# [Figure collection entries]

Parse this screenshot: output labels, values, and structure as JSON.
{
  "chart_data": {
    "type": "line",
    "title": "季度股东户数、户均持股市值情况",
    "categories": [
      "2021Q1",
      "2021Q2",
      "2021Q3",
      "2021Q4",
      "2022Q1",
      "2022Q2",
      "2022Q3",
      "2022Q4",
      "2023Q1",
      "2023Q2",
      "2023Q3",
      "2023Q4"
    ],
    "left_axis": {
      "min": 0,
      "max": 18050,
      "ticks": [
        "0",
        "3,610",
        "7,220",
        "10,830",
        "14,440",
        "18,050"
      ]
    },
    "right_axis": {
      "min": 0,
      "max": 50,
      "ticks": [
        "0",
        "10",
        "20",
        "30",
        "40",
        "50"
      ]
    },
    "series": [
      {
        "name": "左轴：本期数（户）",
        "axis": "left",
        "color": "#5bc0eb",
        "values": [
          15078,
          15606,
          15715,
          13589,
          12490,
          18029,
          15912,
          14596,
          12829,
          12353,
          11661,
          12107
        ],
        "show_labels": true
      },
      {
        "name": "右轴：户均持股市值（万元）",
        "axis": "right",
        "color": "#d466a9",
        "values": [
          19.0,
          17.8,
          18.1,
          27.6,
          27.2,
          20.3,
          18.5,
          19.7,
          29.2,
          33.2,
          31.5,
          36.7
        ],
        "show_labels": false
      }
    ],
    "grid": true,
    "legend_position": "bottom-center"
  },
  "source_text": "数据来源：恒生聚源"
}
==
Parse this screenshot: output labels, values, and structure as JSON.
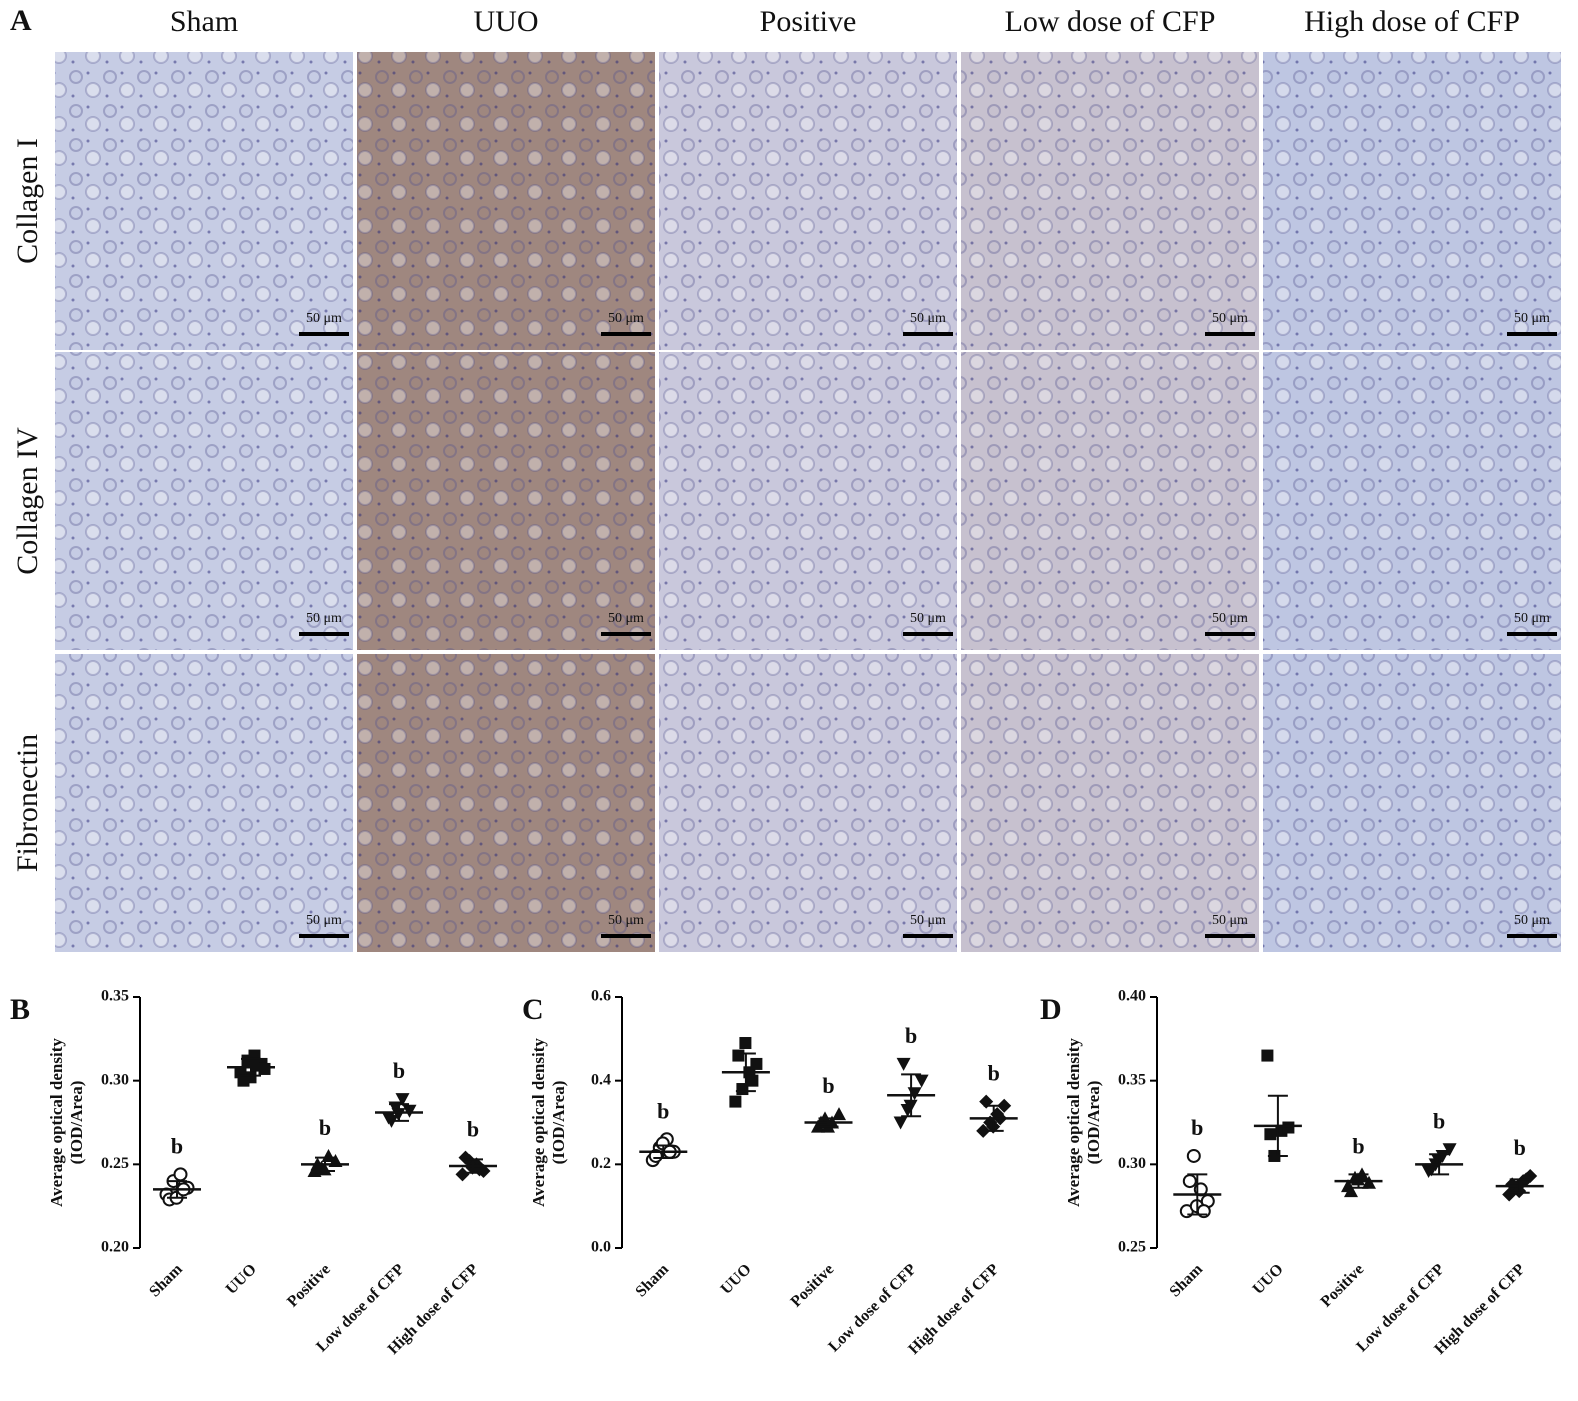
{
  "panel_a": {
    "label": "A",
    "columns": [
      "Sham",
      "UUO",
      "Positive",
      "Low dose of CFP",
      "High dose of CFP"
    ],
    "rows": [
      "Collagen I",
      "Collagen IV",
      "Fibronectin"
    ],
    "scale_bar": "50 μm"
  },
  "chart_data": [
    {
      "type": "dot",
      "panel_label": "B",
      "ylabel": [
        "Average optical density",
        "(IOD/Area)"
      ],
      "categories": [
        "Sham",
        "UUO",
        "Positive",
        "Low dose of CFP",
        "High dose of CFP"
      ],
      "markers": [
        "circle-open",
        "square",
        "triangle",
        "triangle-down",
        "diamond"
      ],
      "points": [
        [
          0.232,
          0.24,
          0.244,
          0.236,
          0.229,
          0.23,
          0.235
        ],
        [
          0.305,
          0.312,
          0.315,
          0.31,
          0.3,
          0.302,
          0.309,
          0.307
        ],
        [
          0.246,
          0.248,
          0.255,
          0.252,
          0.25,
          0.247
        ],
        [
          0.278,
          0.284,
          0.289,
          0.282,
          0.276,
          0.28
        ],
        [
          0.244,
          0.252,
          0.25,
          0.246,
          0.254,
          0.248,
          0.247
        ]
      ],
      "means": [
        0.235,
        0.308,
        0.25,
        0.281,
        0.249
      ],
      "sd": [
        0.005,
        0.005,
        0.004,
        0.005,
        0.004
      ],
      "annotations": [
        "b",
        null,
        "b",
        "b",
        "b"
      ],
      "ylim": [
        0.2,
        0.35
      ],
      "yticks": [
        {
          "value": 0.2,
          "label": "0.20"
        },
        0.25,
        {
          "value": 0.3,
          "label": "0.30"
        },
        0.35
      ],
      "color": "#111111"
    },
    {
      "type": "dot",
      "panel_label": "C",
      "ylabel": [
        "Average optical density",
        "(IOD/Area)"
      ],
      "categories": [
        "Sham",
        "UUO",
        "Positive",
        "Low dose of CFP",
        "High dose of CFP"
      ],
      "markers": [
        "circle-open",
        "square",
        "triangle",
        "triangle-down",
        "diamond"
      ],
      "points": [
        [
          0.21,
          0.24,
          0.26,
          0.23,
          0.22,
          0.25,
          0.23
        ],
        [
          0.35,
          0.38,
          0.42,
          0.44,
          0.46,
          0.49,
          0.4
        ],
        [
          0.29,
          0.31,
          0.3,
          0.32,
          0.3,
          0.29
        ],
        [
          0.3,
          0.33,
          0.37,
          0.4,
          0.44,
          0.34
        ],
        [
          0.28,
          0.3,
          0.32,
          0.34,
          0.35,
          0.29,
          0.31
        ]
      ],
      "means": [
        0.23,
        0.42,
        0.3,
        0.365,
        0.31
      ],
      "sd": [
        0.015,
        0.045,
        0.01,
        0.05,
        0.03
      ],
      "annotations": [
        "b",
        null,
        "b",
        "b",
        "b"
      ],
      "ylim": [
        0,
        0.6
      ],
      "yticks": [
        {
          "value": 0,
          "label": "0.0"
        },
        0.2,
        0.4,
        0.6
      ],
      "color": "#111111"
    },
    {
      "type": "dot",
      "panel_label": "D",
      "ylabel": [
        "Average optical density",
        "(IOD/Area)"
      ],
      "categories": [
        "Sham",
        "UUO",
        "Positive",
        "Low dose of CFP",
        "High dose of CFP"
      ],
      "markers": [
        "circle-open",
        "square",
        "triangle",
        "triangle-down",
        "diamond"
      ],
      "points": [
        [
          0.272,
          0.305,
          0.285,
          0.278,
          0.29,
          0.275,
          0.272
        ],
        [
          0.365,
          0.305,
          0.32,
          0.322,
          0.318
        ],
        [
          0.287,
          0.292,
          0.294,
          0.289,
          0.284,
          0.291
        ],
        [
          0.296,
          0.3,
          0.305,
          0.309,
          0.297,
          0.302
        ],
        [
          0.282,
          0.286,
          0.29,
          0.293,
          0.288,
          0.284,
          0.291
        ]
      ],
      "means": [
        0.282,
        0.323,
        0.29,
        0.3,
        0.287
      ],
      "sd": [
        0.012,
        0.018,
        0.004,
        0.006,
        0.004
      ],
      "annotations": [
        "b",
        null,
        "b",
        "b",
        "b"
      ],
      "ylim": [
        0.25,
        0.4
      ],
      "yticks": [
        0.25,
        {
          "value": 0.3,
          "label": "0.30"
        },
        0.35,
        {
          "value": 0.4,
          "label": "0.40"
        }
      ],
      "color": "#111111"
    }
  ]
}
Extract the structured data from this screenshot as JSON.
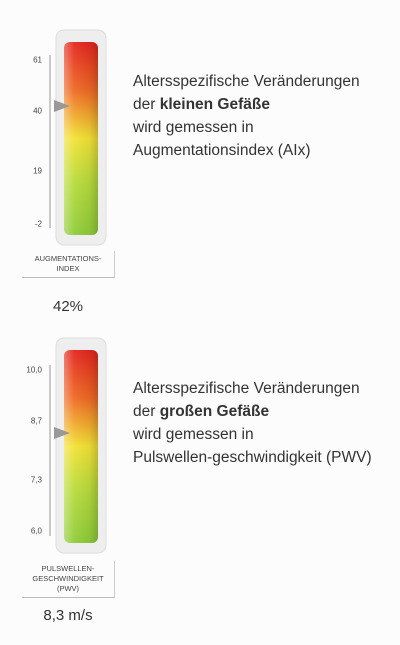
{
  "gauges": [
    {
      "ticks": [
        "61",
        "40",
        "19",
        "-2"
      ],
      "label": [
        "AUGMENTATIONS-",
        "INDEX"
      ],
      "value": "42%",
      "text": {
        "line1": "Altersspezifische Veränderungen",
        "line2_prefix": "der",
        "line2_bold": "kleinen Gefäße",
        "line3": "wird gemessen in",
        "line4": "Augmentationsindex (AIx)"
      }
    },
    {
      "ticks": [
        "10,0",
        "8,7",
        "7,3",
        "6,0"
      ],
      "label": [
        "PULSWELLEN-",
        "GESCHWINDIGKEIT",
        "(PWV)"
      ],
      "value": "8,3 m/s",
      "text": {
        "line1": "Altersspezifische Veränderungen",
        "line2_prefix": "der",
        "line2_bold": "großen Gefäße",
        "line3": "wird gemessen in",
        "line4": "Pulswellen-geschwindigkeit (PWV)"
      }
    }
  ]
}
* * *
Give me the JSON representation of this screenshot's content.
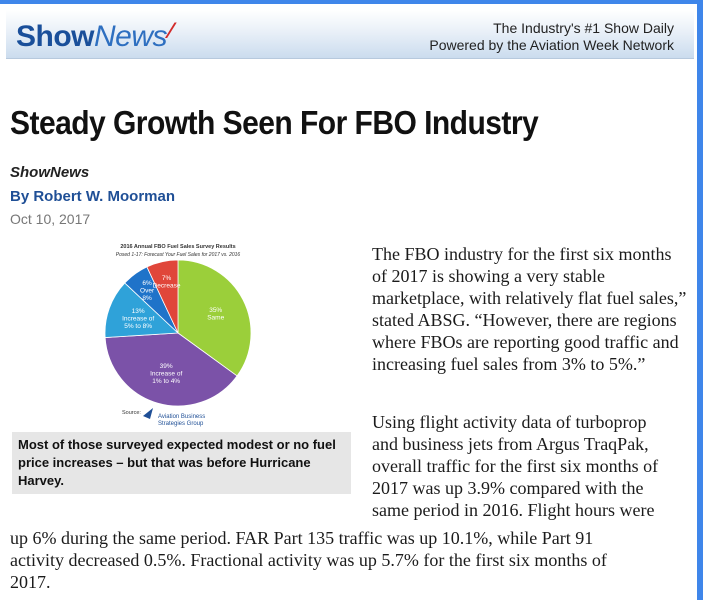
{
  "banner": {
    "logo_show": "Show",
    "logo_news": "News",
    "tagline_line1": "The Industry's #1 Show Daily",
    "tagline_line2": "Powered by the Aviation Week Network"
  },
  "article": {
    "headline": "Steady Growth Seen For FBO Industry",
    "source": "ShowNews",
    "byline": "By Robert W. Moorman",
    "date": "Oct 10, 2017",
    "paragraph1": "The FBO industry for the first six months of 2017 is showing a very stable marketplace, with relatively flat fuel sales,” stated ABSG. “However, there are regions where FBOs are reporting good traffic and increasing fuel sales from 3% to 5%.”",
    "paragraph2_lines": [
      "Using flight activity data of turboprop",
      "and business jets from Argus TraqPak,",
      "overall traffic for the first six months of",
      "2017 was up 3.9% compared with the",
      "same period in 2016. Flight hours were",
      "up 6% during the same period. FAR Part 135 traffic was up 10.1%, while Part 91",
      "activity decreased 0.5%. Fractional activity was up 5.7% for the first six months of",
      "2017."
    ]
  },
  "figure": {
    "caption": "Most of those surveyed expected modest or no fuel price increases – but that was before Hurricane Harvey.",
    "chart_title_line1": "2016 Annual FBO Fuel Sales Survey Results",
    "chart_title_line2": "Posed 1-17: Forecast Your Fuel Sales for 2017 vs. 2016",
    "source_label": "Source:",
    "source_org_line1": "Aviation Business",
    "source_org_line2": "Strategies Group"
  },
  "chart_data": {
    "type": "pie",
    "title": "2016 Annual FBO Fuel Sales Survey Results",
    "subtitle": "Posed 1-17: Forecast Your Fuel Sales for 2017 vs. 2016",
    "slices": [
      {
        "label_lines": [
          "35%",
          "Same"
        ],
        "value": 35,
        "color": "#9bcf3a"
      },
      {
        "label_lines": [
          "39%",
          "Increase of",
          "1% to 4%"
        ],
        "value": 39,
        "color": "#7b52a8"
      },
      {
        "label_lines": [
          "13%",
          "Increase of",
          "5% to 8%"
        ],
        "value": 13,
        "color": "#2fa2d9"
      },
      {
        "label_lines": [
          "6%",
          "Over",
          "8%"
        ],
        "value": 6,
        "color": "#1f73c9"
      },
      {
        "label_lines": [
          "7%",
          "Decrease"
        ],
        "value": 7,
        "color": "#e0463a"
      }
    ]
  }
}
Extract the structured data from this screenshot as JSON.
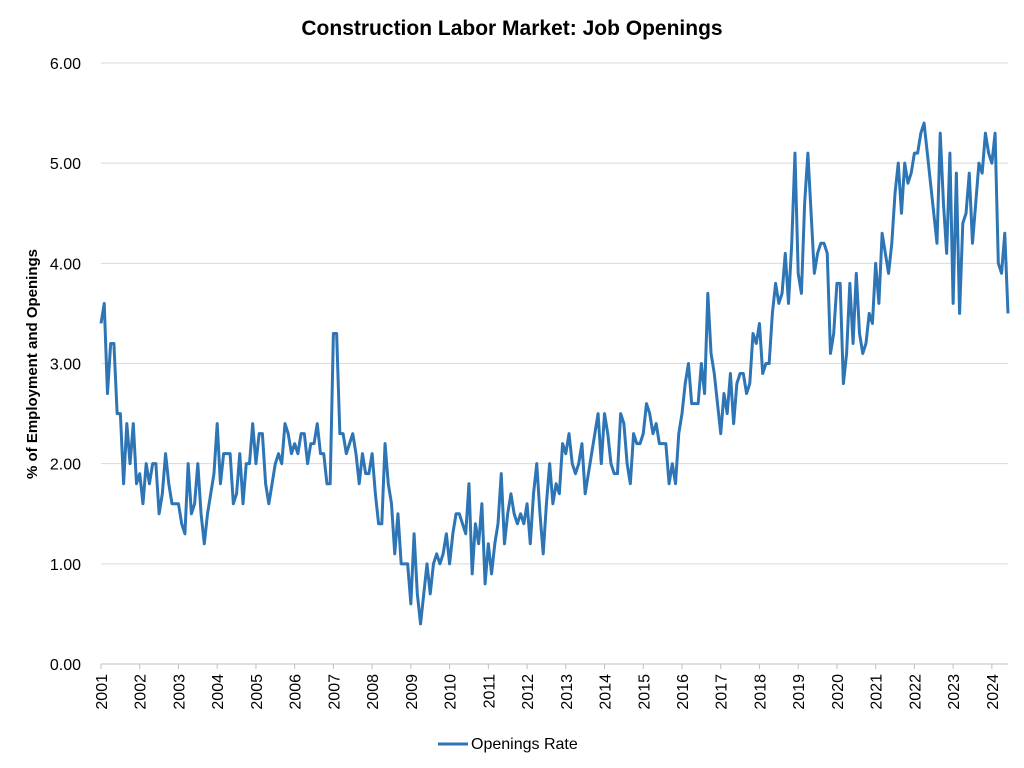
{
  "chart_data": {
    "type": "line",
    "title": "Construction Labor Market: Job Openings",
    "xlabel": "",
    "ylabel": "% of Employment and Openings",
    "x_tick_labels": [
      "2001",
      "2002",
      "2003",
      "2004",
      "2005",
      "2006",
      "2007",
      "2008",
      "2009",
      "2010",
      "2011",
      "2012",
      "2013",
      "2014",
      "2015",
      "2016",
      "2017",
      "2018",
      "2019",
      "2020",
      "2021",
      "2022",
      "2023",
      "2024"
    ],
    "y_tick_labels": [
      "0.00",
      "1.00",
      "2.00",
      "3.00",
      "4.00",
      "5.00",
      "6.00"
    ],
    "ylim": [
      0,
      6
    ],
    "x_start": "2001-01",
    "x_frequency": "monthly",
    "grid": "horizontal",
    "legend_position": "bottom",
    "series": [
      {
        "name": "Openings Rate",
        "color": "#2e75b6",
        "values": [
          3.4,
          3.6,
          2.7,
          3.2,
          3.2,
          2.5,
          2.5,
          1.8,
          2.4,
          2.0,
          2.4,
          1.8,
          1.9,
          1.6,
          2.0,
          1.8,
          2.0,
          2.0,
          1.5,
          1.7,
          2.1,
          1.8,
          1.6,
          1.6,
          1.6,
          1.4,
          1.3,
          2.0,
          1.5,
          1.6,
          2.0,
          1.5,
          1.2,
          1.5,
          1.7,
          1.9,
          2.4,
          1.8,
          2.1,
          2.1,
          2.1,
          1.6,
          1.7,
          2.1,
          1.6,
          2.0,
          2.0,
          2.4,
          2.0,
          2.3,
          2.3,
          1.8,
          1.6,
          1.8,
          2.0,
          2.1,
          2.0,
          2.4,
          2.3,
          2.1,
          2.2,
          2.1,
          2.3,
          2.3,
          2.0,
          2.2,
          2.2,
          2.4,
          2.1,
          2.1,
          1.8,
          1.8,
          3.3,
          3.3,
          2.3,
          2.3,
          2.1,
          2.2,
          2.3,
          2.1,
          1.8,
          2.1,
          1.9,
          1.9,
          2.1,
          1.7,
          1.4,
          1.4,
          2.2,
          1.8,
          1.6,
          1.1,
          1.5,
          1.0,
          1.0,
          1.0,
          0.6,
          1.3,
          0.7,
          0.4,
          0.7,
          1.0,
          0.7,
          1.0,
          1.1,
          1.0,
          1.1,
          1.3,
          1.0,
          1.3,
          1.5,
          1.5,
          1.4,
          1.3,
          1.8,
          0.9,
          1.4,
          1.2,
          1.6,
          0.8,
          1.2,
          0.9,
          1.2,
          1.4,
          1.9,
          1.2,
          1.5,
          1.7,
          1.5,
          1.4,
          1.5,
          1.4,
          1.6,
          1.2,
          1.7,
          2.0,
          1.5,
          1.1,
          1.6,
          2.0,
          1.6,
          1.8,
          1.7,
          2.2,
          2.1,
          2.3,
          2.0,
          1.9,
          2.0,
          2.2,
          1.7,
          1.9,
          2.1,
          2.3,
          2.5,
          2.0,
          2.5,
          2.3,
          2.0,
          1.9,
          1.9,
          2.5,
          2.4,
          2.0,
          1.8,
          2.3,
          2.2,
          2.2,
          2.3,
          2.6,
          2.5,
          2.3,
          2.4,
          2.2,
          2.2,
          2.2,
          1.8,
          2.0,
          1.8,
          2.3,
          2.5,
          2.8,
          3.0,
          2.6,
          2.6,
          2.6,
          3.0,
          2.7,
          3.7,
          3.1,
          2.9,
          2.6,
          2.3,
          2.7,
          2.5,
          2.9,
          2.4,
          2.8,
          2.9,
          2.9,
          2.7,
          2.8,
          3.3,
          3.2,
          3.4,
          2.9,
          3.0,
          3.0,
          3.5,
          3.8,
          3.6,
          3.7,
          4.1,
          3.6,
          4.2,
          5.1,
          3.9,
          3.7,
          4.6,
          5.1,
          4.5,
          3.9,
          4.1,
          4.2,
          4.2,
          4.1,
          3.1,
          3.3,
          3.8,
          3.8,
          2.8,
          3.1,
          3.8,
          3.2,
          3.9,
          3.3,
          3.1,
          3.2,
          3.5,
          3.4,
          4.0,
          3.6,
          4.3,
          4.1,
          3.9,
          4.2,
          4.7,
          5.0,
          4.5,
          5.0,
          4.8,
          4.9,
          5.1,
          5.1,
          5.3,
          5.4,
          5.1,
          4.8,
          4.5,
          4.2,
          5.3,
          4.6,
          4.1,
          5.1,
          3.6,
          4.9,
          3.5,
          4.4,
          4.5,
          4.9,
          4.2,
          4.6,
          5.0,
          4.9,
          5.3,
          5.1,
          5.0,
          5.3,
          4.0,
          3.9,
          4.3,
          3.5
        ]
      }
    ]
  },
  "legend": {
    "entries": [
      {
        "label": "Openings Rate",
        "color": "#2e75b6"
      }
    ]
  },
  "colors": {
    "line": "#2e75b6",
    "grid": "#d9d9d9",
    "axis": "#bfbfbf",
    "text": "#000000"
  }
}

# [Given task]
Extract from the material all lines containing the string "name".

# [Written answer]
        "name": "左轴：本期数（户）",
        "name": "右轴：户均持股市值（万元）",
        "name": "Openings Rate",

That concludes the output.